• THE REQUEST:
Locate each line below that includes "text" and reproduce it.

• DATA LISTING:

____________________

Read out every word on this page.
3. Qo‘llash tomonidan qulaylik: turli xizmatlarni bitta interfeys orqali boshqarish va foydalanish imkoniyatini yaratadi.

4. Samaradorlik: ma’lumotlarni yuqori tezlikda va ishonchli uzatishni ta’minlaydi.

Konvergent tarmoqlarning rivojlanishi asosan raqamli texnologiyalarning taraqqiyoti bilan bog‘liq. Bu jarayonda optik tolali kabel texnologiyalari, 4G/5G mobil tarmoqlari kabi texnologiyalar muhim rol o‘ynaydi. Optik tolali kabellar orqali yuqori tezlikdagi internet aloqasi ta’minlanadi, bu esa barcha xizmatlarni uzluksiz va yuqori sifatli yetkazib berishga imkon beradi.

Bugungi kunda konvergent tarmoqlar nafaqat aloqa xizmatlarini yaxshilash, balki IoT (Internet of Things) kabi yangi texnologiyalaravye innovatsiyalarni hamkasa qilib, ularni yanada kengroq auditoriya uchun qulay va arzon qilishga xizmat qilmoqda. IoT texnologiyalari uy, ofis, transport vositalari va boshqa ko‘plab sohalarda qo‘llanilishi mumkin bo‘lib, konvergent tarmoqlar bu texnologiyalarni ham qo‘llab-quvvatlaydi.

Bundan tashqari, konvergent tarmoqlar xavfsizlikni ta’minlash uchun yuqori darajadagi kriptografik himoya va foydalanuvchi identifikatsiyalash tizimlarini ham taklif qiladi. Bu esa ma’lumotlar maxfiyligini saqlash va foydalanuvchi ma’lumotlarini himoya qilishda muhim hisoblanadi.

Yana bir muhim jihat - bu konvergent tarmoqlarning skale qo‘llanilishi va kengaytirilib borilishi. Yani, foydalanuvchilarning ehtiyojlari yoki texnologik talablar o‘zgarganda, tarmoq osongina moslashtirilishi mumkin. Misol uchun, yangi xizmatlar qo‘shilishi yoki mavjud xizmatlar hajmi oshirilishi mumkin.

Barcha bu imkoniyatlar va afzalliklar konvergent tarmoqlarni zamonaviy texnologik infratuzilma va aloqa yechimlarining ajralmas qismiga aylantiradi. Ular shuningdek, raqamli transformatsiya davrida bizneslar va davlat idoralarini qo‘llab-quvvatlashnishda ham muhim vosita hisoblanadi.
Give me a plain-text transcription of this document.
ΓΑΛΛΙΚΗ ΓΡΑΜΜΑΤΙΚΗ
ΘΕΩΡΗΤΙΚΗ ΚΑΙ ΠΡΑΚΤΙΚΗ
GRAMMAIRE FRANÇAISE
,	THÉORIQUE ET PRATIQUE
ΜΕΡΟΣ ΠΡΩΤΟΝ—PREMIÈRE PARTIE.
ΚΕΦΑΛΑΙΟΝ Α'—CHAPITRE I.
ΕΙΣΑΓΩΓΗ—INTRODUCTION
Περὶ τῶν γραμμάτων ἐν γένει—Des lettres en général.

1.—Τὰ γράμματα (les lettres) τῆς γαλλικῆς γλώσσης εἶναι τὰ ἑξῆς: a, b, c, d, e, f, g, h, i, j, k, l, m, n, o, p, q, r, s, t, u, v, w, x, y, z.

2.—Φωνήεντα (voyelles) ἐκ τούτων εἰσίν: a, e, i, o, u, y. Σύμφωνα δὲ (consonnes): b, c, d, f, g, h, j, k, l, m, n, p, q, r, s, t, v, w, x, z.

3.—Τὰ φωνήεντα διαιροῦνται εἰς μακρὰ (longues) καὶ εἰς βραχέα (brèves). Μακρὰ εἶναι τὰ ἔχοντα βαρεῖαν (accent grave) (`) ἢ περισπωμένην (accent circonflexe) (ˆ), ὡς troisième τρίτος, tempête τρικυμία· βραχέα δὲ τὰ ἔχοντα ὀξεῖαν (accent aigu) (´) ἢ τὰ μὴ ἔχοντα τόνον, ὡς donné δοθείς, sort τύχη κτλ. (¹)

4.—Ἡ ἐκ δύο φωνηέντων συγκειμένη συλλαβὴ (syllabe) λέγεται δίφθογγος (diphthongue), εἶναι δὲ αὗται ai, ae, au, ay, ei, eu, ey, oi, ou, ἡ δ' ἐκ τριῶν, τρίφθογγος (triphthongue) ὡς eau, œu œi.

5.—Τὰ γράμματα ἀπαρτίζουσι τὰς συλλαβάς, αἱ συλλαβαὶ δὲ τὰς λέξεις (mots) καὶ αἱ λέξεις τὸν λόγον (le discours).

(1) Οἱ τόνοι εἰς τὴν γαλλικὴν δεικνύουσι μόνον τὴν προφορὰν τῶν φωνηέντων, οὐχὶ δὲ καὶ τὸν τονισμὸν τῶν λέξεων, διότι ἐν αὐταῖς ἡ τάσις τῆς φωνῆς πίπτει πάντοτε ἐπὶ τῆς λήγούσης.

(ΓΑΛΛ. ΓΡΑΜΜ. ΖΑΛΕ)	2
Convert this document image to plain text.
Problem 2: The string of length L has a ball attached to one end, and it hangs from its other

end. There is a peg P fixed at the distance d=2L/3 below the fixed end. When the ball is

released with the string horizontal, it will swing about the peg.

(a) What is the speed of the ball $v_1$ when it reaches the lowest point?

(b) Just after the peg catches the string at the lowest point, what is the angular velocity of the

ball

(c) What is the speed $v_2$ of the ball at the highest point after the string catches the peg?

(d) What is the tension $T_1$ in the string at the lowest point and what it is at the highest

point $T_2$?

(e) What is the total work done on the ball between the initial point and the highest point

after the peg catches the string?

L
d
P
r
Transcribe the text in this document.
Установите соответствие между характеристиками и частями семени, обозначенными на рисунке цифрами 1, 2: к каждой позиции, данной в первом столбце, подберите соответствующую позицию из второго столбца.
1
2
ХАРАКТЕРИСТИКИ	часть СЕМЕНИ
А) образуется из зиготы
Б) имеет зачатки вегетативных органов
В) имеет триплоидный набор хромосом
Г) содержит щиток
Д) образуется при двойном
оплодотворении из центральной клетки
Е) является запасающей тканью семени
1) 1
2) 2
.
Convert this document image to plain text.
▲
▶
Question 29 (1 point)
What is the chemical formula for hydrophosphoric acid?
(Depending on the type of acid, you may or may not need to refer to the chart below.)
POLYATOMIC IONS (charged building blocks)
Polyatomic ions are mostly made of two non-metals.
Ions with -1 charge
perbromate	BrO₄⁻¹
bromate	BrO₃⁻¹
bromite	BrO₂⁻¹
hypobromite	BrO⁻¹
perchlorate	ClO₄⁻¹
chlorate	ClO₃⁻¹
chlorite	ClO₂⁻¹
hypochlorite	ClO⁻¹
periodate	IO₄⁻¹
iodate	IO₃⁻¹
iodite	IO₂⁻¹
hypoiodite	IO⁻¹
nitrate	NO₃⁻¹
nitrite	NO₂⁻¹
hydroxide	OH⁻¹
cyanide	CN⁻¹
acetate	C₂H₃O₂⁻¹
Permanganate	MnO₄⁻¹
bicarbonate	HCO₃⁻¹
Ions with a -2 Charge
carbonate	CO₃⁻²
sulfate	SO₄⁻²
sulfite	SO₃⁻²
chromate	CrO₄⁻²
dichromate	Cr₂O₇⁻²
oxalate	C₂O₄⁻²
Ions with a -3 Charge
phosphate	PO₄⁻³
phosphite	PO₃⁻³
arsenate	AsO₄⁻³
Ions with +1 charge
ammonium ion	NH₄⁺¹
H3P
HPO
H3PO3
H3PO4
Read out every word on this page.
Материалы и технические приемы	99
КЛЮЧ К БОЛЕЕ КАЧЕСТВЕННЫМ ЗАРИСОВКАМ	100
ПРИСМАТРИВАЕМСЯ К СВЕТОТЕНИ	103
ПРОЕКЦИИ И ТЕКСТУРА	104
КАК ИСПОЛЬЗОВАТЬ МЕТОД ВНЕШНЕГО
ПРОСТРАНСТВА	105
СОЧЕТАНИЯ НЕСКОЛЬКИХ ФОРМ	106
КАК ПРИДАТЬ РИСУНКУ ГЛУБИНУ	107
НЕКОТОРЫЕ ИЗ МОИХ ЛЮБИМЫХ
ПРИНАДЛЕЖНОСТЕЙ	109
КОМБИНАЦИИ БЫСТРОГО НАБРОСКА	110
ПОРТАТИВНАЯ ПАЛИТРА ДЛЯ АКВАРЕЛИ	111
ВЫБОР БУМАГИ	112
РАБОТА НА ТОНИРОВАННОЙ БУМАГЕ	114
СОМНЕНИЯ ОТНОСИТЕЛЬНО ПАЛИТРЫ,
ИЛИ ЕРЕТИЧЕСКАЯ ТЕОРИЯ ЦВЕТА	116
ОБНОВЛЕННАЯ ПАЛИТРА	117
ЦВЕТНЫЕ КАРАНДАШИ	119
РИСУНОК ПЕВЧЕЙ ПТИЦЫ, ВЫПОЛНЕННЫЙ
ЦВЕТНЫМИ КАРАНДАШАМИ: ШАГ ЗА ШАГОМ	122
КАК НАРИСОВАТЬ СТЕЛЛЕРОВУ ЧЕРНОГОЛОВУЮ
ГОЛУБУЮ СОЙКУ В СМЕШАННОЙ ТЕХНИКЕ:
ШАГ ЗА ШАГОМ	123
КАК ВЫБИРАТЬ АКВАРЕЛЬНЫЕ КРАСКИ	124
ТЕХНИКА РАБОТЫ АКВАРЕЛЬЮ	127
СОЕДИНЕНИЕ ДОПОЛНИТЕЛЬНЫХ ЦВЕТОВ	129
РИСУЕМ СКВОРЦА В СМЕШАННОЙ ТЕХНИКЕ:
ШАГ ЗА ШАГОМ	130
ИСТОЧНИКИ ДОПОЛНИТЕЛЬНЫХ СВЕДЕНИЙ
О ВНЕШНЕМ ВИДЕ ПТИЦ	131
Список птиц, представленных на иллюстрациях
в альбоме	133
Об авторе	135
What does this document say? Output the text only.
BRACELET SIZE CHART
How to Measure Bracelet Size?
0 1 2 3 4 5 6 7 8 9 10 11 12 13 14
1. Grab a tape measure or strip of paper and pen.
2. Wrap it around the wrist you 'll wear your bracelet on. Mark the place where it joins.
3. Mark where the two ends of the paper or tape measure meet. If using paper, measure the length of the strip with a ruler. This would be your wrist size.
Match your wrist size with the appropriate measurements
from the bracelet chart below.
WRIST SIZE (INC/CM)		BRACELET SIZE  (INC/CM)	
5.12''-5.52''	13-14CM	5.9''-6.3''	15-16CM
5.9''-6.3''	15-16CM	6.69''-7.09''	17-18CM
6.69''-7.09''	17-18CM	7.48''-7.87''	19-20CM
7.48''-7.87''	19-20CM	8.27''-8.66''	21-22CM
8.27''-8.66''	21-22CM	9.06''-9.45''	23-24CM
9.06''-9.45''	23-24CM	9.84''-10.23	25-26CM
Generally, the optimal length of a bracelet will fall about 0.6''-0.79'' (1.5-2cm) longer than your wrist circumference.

____________________

• RESPONSE:
Give me a plain-text transcription of this document.
Convert this document image to plain text.
Transcribe the text in this document.
Convert this document image to plain text.
What does this document say? Output the text only.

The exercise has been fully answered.